## Given request
Below are some records; return each one exactly.

═════ Data shown

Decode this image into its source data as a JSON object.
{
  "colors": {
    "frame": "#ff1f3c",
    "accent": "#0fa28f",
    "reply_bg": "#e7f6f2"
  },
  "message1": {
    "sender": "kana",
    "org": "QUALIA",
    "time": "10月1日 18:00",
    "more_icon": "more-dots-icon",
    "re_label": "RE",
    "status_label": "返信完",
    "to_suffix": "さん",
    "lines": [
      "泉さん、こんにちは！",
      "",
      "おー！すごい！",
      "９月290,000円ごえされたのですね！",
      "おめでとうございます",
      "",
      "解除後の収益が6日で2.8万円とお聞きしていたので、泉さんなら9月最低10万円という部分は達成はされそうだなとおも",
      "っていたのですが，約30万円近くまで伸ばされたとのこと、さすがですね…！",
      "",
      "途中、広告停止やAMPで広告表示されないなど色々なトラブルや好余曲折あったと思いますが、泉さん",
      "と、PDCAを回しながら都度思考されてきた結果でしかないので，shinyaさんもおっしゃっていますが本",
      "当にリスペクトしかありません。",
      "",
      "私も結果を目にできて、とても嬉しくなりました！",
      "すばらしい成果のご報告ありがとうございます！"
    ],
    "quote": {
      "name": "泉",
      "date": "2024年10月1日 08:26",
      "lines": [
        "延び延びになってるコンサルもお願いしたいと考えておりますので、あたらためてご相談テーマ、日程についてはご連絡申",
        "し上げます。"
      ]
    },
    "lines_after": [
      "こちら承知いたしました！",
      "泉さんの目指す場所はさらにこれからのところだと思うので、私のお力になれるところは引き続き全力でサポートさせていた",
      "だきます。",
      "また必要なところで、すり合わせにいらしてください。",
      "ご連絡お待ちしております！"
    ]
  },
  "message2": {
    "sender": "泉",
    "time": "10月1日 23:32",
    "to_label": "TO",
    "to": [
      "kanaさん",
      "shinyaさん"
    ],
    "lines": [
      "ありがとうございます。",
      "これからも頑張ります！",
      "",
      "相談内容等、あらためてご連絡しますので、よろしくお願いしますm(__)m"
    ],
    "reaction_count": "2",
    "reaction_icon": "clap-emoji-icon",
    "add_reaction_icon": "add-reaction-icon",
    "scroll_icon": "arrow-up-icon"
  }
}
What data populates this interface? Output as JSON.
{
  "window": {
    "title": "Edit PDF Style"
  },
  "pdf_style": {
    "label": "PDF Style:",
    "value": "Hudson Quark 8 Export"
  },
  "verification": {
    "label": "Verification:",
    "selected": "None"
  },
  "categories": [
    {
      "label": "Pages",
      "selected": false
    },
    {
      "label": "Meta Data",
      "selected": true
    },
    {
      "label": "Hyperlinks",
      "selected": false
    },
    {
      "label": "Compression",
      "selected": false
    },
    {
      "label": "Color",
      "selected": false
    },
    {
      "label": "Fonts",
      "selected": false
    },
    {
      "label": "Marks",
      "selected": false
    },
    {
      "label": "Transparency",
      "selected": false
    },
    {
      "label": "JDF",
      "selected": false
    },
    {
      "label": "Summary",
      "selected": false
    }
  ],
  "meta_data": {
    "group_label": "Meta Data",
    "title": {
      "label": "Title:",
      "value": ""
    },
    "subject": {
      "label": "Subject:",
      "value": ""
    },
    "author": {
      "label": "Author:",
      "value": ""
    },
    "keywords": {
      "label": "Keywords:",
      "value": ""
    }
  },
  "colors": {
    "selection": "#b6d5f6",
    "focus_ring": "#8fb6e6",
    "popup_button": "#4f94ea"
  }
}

══════════

## Solution below
Decode this image into its source data as a JSON object.
{
  "colors": {
    "frame": "#ff1f3c",
    "accent": "#0fa28f",
    "reply_bg": "#e7f6f2"
  },
  "message1": {
    "sender": "kana",
    "org": "QUALIA",
    "time": "10月1日 18:00",
    "more_icon": "more-dots-icon",
    "re_label": "RE",
    "status_label": "返信完",
    "to_suffix": "さん",
    "lines": [
      "泉さん、こんにちは！",
      "",
      "おー！すごい！",
      "９月290,000円ごえされたのですね！",
      "おめでとうございます",
      "",
      "解除後の収益が6日で2.8万円とお聞きしていたので、泉さんなら9月最低10万円という部分は達成はされそうだなとおも",
      "っていたのですが，約30万円近くまで伸ばされたとのこと、さすがですね…！",
      "",
      "途中、広告停止やAMPで広告表示されないなど色々なトラブルや好余曲折あったと思いますが、泉さん",
      "と、PDCAを回しながら都度思考されてきた結果でしかないので，shinyaさんもおっしゃっていますが本",
      "当にリスペクトしかありません。",
      "",
      "私も結果を目にできて、とても嬉しくなりました！",
      "すばらしい成果のご報告ありがとうございます！"
    ],
    "quote": {
      "name": "泉",
      "date": "2024年10月1日 08:26",
      "lines": [
        "延び延びになってるコンサルもお願いしたいと考えておりますので、あたらためてご相談テーマ、日程についてはご連絡申",
        "し上げます。"
      ]
    },
    "lines_after": [
      "こちら承知いたしました！",
      "泉さんの目指す場所はさらにこれからのところだと思うので、私のお力になれるところは引き続き全力でサポートさせていた",
      "だきます。",
      "また必要なところで、すり合わせにいらしてください。",
      "ご連絡お待ちしております！"
    ]
  },
  "message2": {
    "sender": "泉",
    "time": "10月1日 23:32",
    "to_label": "TO",
    "to": [
      "kanaさん",
      "shinyaさん"
    ],
    "lines": [
      "ありがとうございます。",
      "これからも頑張ります！",
      "",
      "相談内容等、あらためてご連絡しますので、よろしくお願いしますm(__)m"
    ],
    "reaction_count": "2",
    "reaction_icon": "clap-emoji-icon",
    "add_reaction_icon": "add-reaction-icon",
    "scroll_icon": "arrow-up-icon"
  }
}
What data populates this interface? Output as JSON.
{
  "window": {
    "title": "Edit PDF Style"
  },
  "pdf_style": {
    "label": "PDF Style:",
    "value": "Hudson Quark 8 Export"
  },
  "verification": {
    "label": "Verification:",
    "selected": "None"
  },
  "categories": [
    {
      "label": "Pages",
      "selected": false
    },
    {
      "label": "Meta Data",
      "selected": true
    },
    {
      "label": "Hyperlinks",
      "selected": false
    },
    {
      "label": "Compression",
      "selected": false
    },
    {
      "label": "Color",
      "selected": false
    },
    {
      "label": "Fonts",
      "selected": false
    },
    {
      "label": "Marks",
      "selected": false
    },
    {
      "label": "Transparency",
      "selected": false
    },
    {
      "label": "JDF",
      "selected": false
    },
    {
      "label": "Summary",
      "selected": false
    }
  ],
  "meta_data": {
    "group_label": "Meta Data",
    "title": {
      "label": "Title:",
      "value": ""
    },
    "subject": {
      "label": "Subject:",
      "value": ""
    },
    "author": {
      "label": "Author:",
      "value": ""
    },
    "keywords": {
      "label": "Keywords:",
      "value": ""
    }
  },
  "colors": {
    "selection": "#b6d5f6",
    "focus_ring": "#8fb6e6",
    "popup_button": "#4f94ea"
  }
}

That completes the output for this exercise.